What is needed. Find and copy each line of the records where the string "gâteaux" shows up.
--*--
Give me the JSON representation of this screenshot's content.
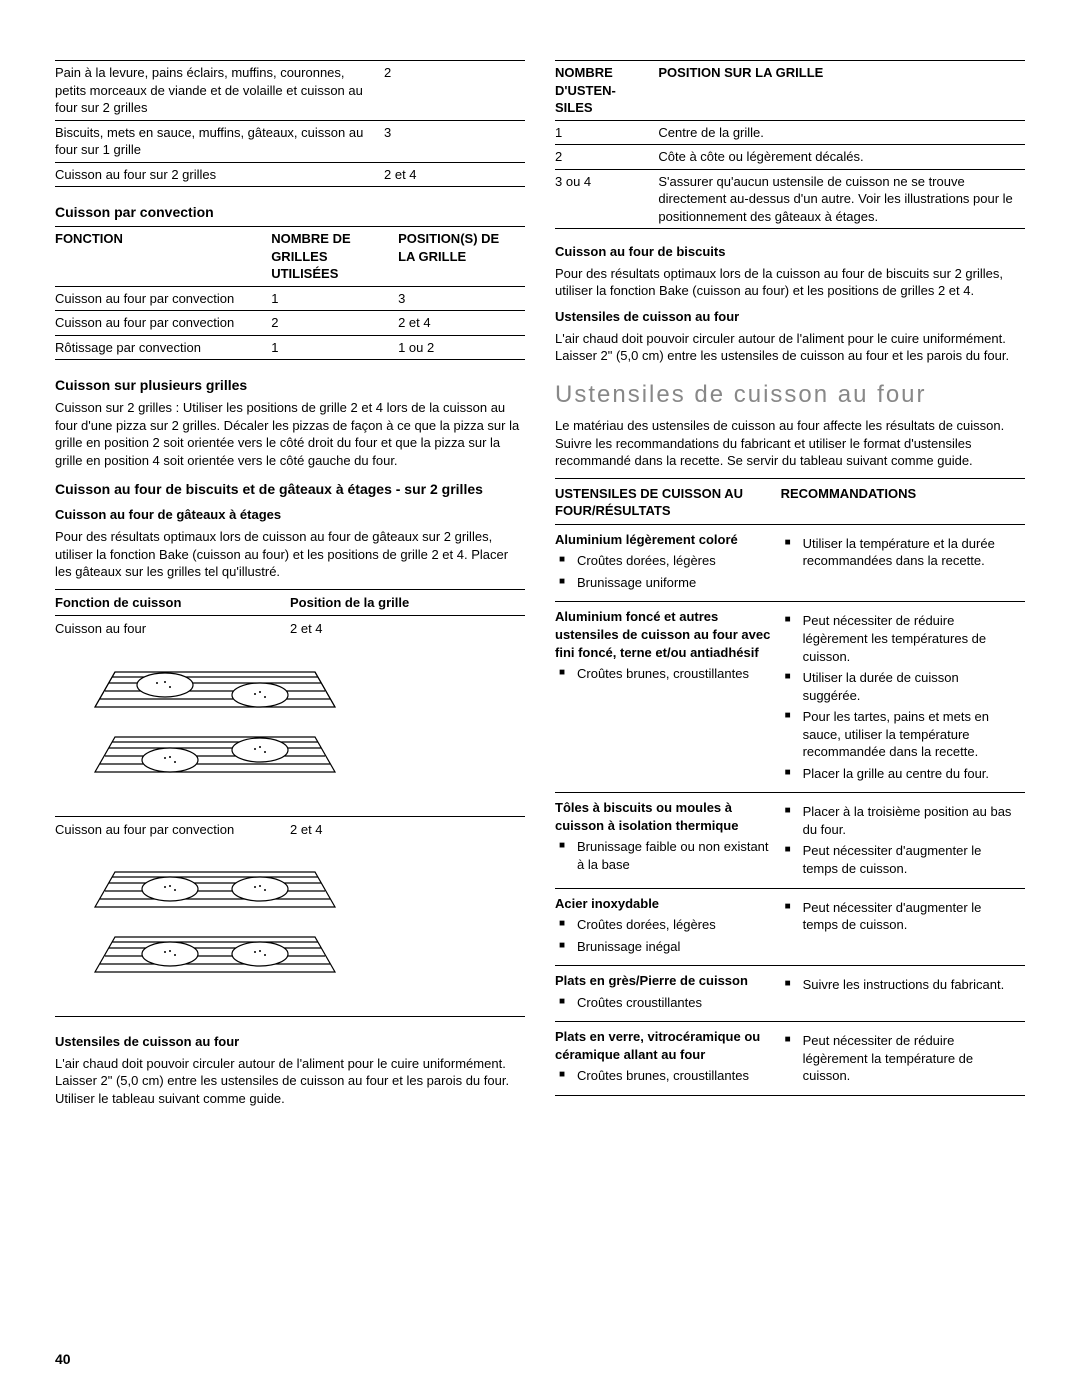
{
  "left": {
    "t1": {
      "rows": [
        {
          "a": "Pain à la levure, pains éclairs, muffins, couronnes, petits morceaux de viande et de volaille et cuisson au four sur 2 grilles",
          "b": "2"
        },
        {
          "a": "Biscuits, mets en sauce, muffins, gâteaux, cuisson au four sur 1 grille",
          "b": "3"
        },
        {
          "a": "Cuisson au four sur 2 grilles",
          "b": "2 et 4"
        }
      ]
    },
    "conv_hdr": "Cuisson par convection",
    "t2": {
      "h1": "FONCTION",
      "h2": "NOMBRE DE GRILLES UTILISÉES",
      "h3": "POSITION(S) DE LA GRILLE",
      "rows": [
        {
          "a": "Cuisson au four par convection",
          "b": "1",
          "c": "3"
        },
        {
          "a": "Cuisson au four par convection",
          "b": "2",
          "c": "2 et 4"
        },
        {
          "a": "Rôtissage par convection",
          "b": "1",
          "c": "1 ou 2"
        }
      ]
    },
    "multi_hdr": "Cuisson sur plusieurs grilles",
    "multi_p": "Cuisson sur 2 grilles : Utiliser les positions de grille 2 et 4 lors de la cuisson au four d'une pizza sur 2 grilles. Décaler les pizzas de façon à ce que la pizza sur la grille en position 2 soit orientée vers le côté droit du four et que la pizza sur la grille en position 4 soit orientée vers le côté gauche du four.",
    "b2_hdr": "Cuisson au four de biscuits et de gâteaux à étages - sur 2 grilles",
    "cake_hdr": "Cuisson au four de gâteaux à étages",
    "cake_p": "Pour des résultats optimaux lors de cuisson au four de gâteaux sur 2 grilles, utiliser la fonction Bake (cuisson au four) et les positions de grille 2 et 4. Placer les gâteaux sur les grilles tel qu'illustré.",
    "t3": {
      "h1": "Fonction de cuisson",
      "h2": "Position de la grille",
      "r1a": "Cuisson au four",
      "r1b": "2 et 4",
      "r2a": "Cuisson au four par convection",
      "r2b": "2 et 4"
    },
    "ust_hdr": "Ustensiles de cuisson au four",
    "ust_p": "L'air chaud doit pouvoir circuler autour de l'aliment pour le cuire uniformément. Laisser 2\" (5,0 cm) entre les ustensiles de cuisson au four et les parois du four. Utiliser le tableau suivant comme guide."
  },
  "right": {
    "t4": {
      "h1": "NOMBRE D'USTEN-SILES",
      "h2": "POSITION SUR LA GRILLE",
      "rows": [
        {
          "a": "1",
          "b": "Centre de la grille."
        },
        {
          "a": "2",
          "b": "Côte à côte ou légèrement décalés."
        },
        {
          "a": "3 ou 4",
          "b": "S'assurer qu'aucun ustensile de cuisson ne se trouve directement au-dessus d'un autre. Voir les illustrations pour le positionnement des gâteaux à étages."
        }
      ]
    },
    "bisc_hdr": "Cuisson au four de biscuits",
    "bisc_p": "Pour des résultats optimaux lors de la cuisson au four de biscuits sur 2 grilles, utiliser la fonction Bake (cuisson au four) et les positions de grilles 2 et 4.",
    "ust2_hdr": "Ustensiles de cuisson au four",
    "ust2_p": "L'air chaud doit pouvoir circuler autour de l'aliment pour le cuire uniformément. Laisser 2\" (5,0 cm) entre les ustensiles de cuisson au four et les parois du four.",
    "title": "Ustensiles de cuisson au four",
    "intro": "Le matériau des ustensiles de cuisson au four affecte les résultats de cuisson. Suivre les recommandations du fabricant et utiliser le format d'ustensiles recommandé dans la recette. Se servir du tableau suivant comme guide.",
    "bt": {
      "h1": "USTENSILES DE CUISSON AU FOUR/RÉSULTATS",
      "h2": "RECOMMANDATIONS",
      "rows": [
        {
          "name": "Aluminium légèrement coloré",
          "res": [
            "Croûtes dorées, légères",
            "Brunissage uniforme"
          ],
          "rec": [
            "Utiliser la température et la durée recommandées dans la recette."
          ]
        },
        {
          "name": "Aluminium foncé et autres ustensiles de cuisson au four avec fini foncé, terne et/ou antiadhésif",
          "res": [
            "Croûtes brunes, croustillantes"
          ],
          "rec": [
            "Peut nécessiter de réduire légèrement les températures de cuisson.",
            "Utiliser la durée de cuisson suggérée.",
            "Pour les tartes, pains et mets en sauce, utiliser la température recommandée dans la recette.",
            "Placer la grille au centre du four."
          ]
        },
        {
          "name": "Tôles à biscuits ou moules à cuisson à isolation thermique",
          "res": [
            "Brunissage faible ou non existant à la base"
          ],
          "rec": [
            "Placer à la troisième position au bas du four.",
            "Peut nécessiter d'augmenter le temps de cuisson."
          ]
        },
        {
          "name": "Acier inoxydable",
          "res": [
            "Croûtes dorées, légères",
            "Brunissage inégal"
          ],
          "rec": [
            "Peut nécessiter d'augmenter le temps de cuisson."
          ]
        },
        {
          "name": "Plats en grès/Pierre de cuisson",
          "res": [
            "Croûtes croustillantes"
          ],
          "rec": [
            "Suivre les instructions du fabricant."
          ]
        },
        {
          "name": "Plats en verre, vitrocéramique ou céramique allant au four",
          "res": [
            "Croûtes brunes, croustillantes"
          ],
          "rec": [
            "Peut nécessiter de réduire légèrement la température de cuisson."
          ]
        }
      ]
    }
  },
  "page": "40"
}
--*--
Solution to the exercise.
          "a": "Biscuits, mets en sauce, muffins, gâteaux, cuisson au four sur 1 grille",
    "b2_hdr": "Cuisson au four de biscuits et de gâteaux à étages - sur 2 grilles",
    "cake_hdr": "Cuisson au four de gâteaux à étages",
    "cake_p": "Pour des résultats optimaux lors de cuisson au four de gâteaux sur 2 grilles, utiliser la fonction Bake (cuisson au four) et les positions de grille 2 et 4. Placer les gâteaux sur les grilles tel qu'illustré.",
          "b": "S'assurer qu'aucun ustensile de cuisson ne se trouve directement au-dessus d'un autre. Voir les illustrations pour le positionnement des gâteaux à étages."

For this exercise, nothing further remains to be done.